(Entries from a visual dataset)
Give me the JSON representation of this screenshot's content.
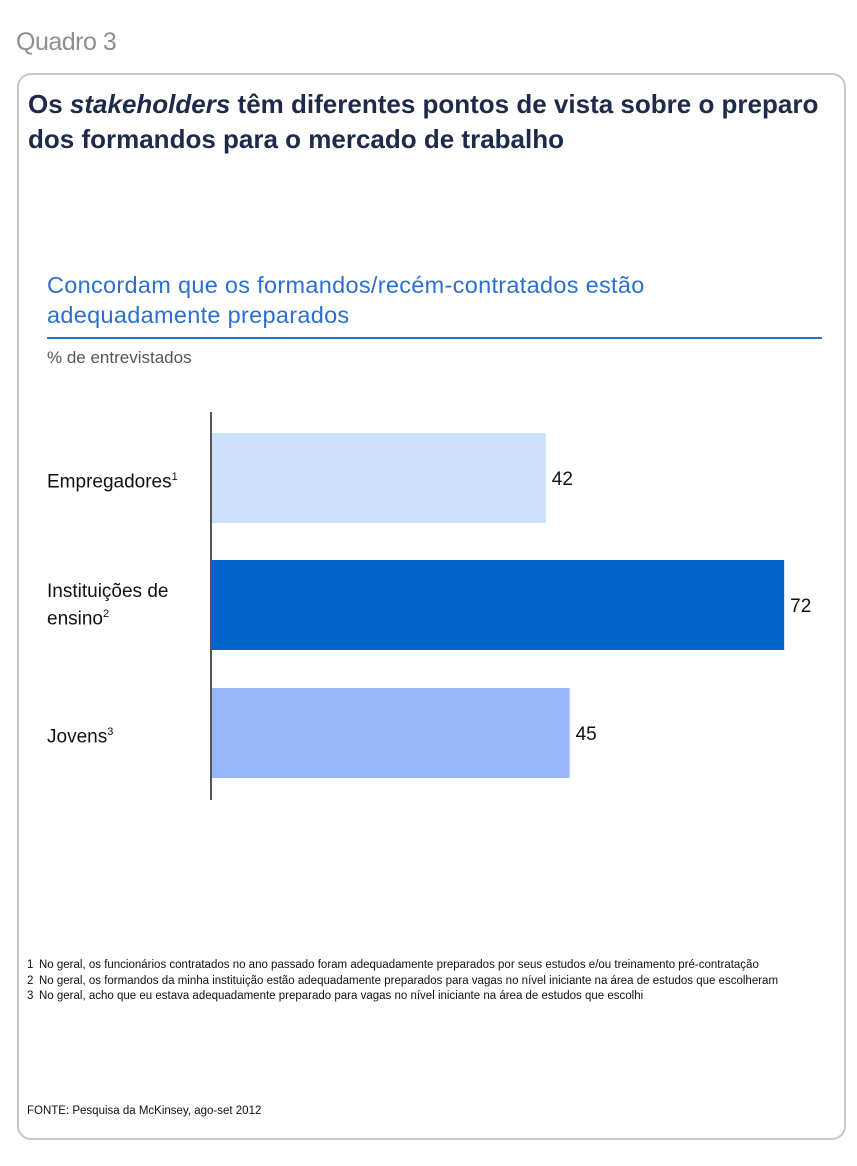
{
  "header": {
    "quadro": "Quadro 3",
    "title_before": "Os ",
    "title_italic": "stakeholders",
    "title_after": " têm diferentes pontos de vista sobre o preparo dos formandos para o mercado de trabalho"
  },
  "chart_data": {
    "type": "bar",
    "orientation": "horizontal",
    "title": "Concordam que os formandos/recém-contratados estão adequadamente preparados",
    "unit": "% de entrevistados",
    "categories": [
      {
        "label": "Empregadores",
        "note": "1"
      },
      {
        "label": "Instituições de ensino",
        "note": "2"
      },
      {
        "label": "Jovens",
        "note": "3"
      }
    ],
    "values": [
      42,
      72,
      45
    ],
    "colors": [
      "#cce0fa",
      "#0065c9",
      "#97b6fb"
    ],
    "xlim": [
      0,
      75
    ],
    "grid": false,
    "legend": "none"
  },
  "footnotes": [
    {
      "num": "1",
      "text": "No geral, os funcionários contratados no ano passado foram adequadamente preparados por seus estudos e/ou treinamento pré-contratação"
    },
    {
      "num": "2",
      "text": "No geral, os formandos da minha instituição estão adequadamente preparados para vagas no nível iniciante na área de estudos que escolheram"
    },
    {
      "num": "3",
      "text": "No geral, acho que eu estava adequadamente preparado para vagas  no nível iniciante na área de estudos que escolhi"
    }
  ],
  "source": "FONTE: Pesquisa da McKinsey, ago-set 2012"
}
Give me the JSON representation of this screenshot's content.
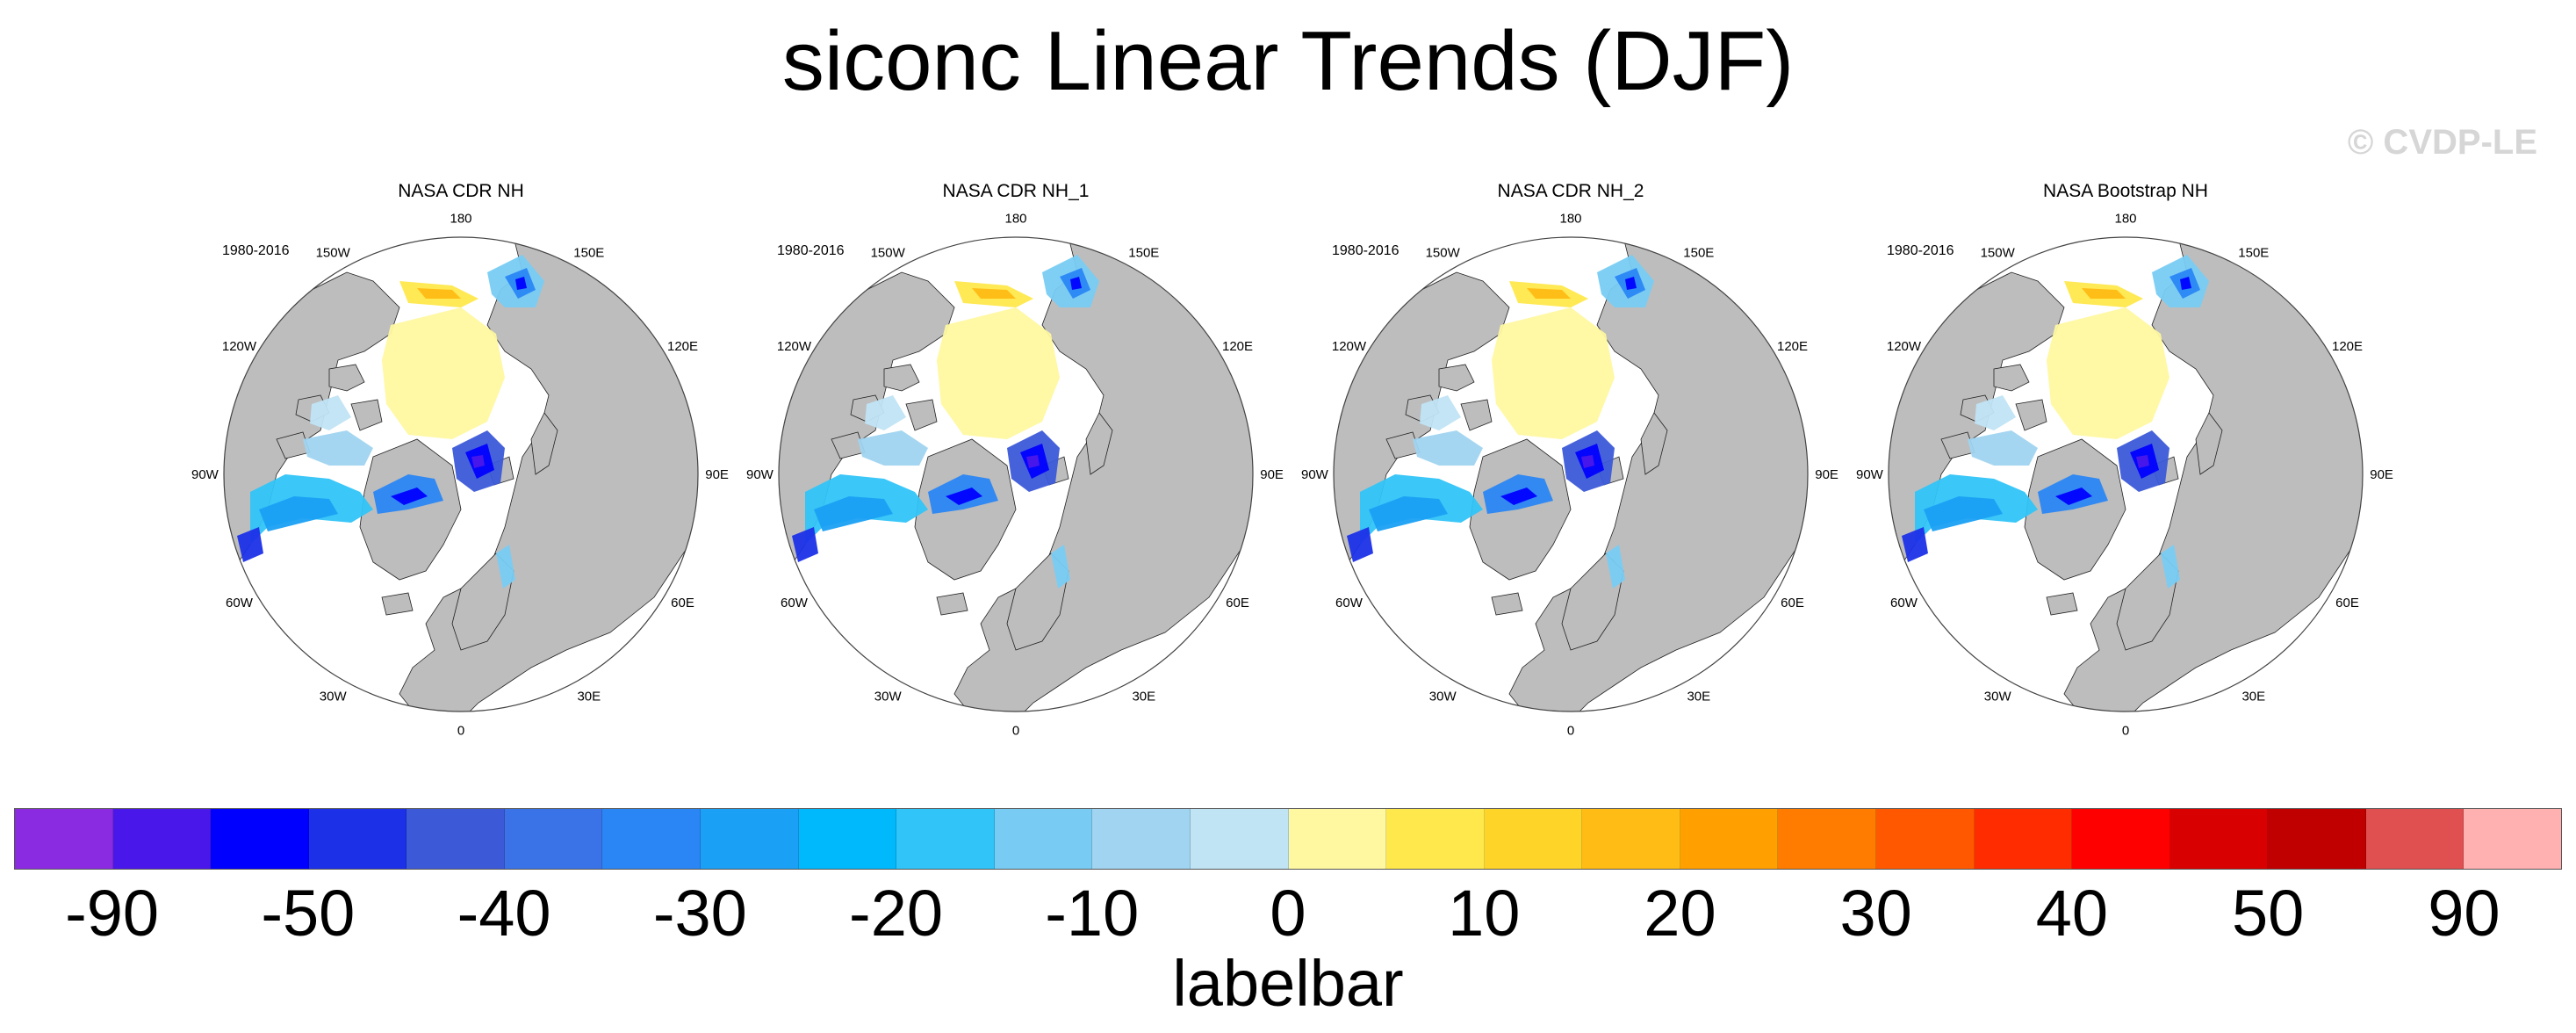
{
  "chart_data": {
    "type": "heatmap",
    "title": "siconc Linear Trends (DJF)",
    "watermark": "© CVDP-LE",
    "projection": "north polar stereographic",
    "period": "1980-2016",
    "longitude_labels": [
      "180",
      "150E",
      "120E",
      "90E",
      "60E",
      "30E",
      "0",
      "30W",
      "60W",
      "90W",
      "120W",
      "150W"
    ],
    "panels": [
      {
        "title": "NASA CDR NH"
      },
      {
        "title": "NASA CDR NH_1"
      },
      {
        "title": "NASA CDR NH_2"
      },
      {
        "title": "NASA Bootstrap NH"
      }
    ],
    "colorbar": {
      "title": "labelbar",
      "tick_labels": [
        "-90",
        "-50",
        "-40",
        "-30",
        "-20",
        "-10",
        "0",
        "10",
        "20",
        "30",
        "40",
        "50",
        "90"
      ],
      "colors": [
        "#8a2be2",
        "#4a17ea",
        "#0000ff",
        "#1c30e8",
        "#3c5ad8",
        "#3a72e8",
        "#2a86f4",
        "#1aa0f4",
        "#00b8fc",
        "#30c4f8",
        "#78ccf4",
        "#a0d4f0",
        "#c0e4f4",
        "#fff8a0",
        "#ffe84c",
        "#ffd428",
        "#ffbc14",
        "#ffa000",
        "#ff7c00",
        "#ff5800",
        "#ff2c00",
        "#ff0000",
        "#d80000",
        "#c00000",
        "#e05050",
        "#ffb0b0"
      ],
      "legend_position": "bottom"
    },
    "land_color": "#bdbdbd",
    "ocean_color": "#ffffff"
  }
}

● **AIM OF THE TASK**: Leave out the pictures and restate everything else word for word.

● **ANSWER TO THE TASK**:
Give me the JSON representation of this screenshot's content.
{
  "header": {
    "quadro": "Quadro 3",
    "title_before": "Os ",
    "title_italic": "stakeholders",
    "title_after": " têm diferentes pontos de vista sobre o preparo dos formandos para o mercado de trabalho"
  },
  "chart_data": {
    "type": "bar",
    "orientation": "horizontal",
    "title": "Concordam que os formandos/recém-contratados estão adequadamente preparados",
    "unit": "% de entrevistados",
    "categories": [
      {
        "label": "Empregadores",
        "note": "1"
      },
      {
        "label": "Instituições de ensino",
        "note": "2"
      },
      {
        "label": "Jovens",
        "note": "3"
      }
    ],
    "values": [
      42,
      72,
      45
    ],
    "colors": [
      "#cce0fa",
      "#0065c9",
      "#97b6fb"
    ],
    "xlim": [
      0,
      75
    ],
    "grid": false,
    "legend": "none"
  },
  "footnotes": [
    {
      "num": "1",
      "text": "No geral, os funcionários contratados no ano passado foram adequadamente preparados por seus estudos e/ou treinamento pré-contratação"
    },
    {
      "num": "2",
      "text": "No geral, os formandos da minha instituição estão adequadamente preparados para vagas no nível iniciante na área de estudos que escolheram"
    },
    {
      "num": "3",
      "text": "No geral, acho que eu estava adequadamente preparado para vagas  no nível iniciante na área de estudos que escolhi"
    }
  ],
  "source": "FONTE: Pesquisa da McKinsey, ago-set 2012"
}
Give me the JSON representation of this screenshot's content.
{
  "chart_data": {
    "type": "heatmap",
    "title": "siconc Linear Trends (DJF)",
    "watermark": "© CVDP-LE",
    "projection": "north polar stereographic",
    "period": "1980-2016",
    "longitude_labels": [
      "180",
      "150E",
      "120E",
      "90E",
      "60E",
      "30E",
      "0",
      "30W",
      "60W",
      "90W",
      "120W",
      "150W"
    ],
    "panels": [
      {
        "title": "NASA CDR NH"
      },
      {
        "title": "NASA CDR NH_1"
      },
      {
        "title": "NASA CDR NH_2"
      },
      {
        "title": "NASA Bootstrap NH"
      }
    ],
    "colorbar": {
      "title": "labelbar",
      "tick_labels": [
        "-90",
        "-50",
        "-40",
        "-30",
        "-20",
        "-10",
        "0",
        "10",
        "20",
        "30",
        "40",
        "50",
        "90"
      ],
      "colors": [
        "#8a2be2",
        "#4a17ea",
        "#0000ff",
        "#1c30e8",
        "#3c5ad8",
        "#3a72e8",
        "#2a86f4",
        "#1aa0f4",
        "#00b8fc",
        "#30c4f8",
        "#78ccf4",
        "#a0d4f0",
        "#c0e4f4",
        "#fff8a0",
        "#ffe84c",
        "#ffd428",
        "#ffbc14",
        "#ffa000",
        "#ff7c00",
        "#ff5800",
        "#ff2c00",
        "#ff0000",
        "#d80000",
        "#c00000",
        "#e05050",
        "#ffb0b0"
      ],
      "legend_position": "bottom"
    },
    "land_color": "#bdbdbd",
    "ocean_color": "#ffffff"
  }
}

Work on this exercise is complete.